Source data
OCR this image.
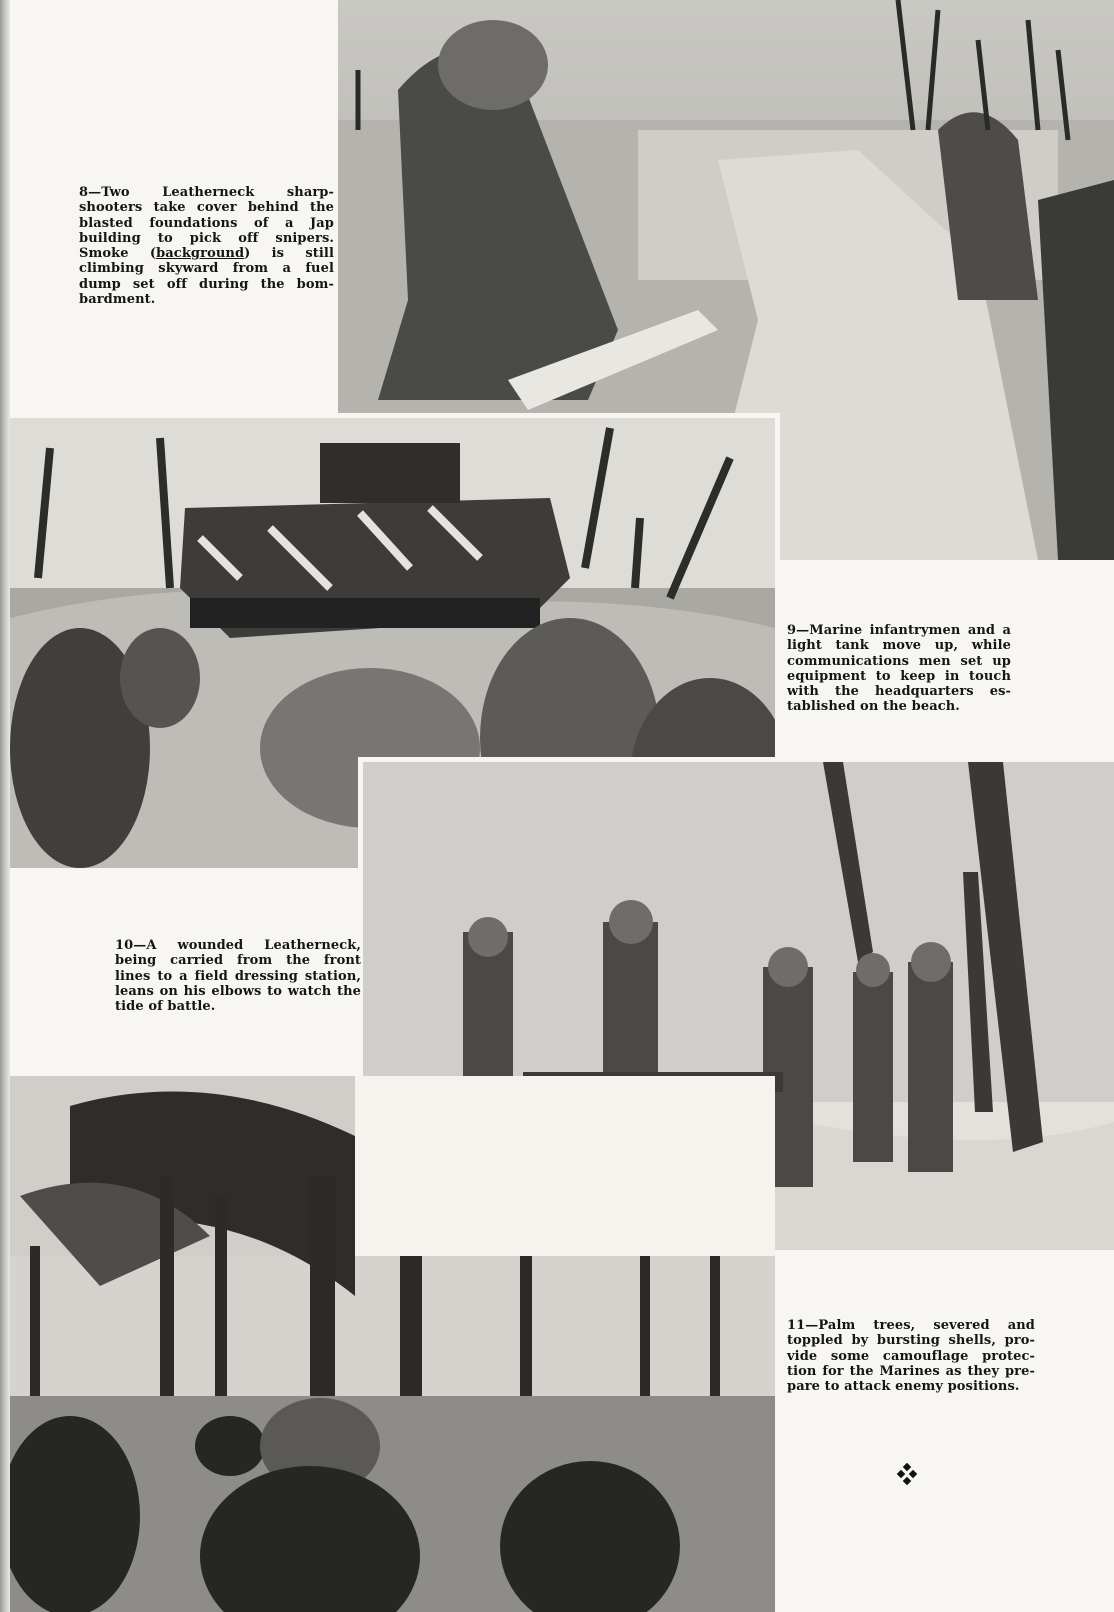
8—Two Leatherneck sharp-shooters take cover behind the blasted foundations of a Jap building to pick off snipers. Smoke (background) is still climbing skyward from a fuel dump set off during the bom-bardment.
9—Marine infantrymen and a light tank move up, while communications men set up equipment to keep in touch with the headquarters es-tablished on the beach.
10—A wounded Leatherneck, being carried from the front lines to a field dressing station, leans on his elbows to watch the tide of battle.
11—Palm trees, severed and toppled by bursting shells, pro-vide some camouflage protec-tion for the Marines as they pre-pare to attack enemy positions.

● **AIM**: Write out each line of the data exactly; the images should be left out.

● **RESULT OF THIS EXERCISE**:
OCR this image.
8—Two Leatherneck sharp-shooters take cover behind the blasted foundations of a Jap building to pick off snipers. Smoke (background) is still climbing skyward from a fuel dump set off during the bom-bardment.
9—Marine infantrymen and a light tank move up, while communications men set up equipment to keep in touch with the headquarters es-tablished on the beach.
10—A wounded Leatherneck, being carried from the front lines to a field dressing station, leans on his elbows to watch the tide of battle.
11—Palm trees, severed and toppled by bursting shells, pro-vide some camouflage protec-tion for the Marines as they pre-pare to attack enemy positions.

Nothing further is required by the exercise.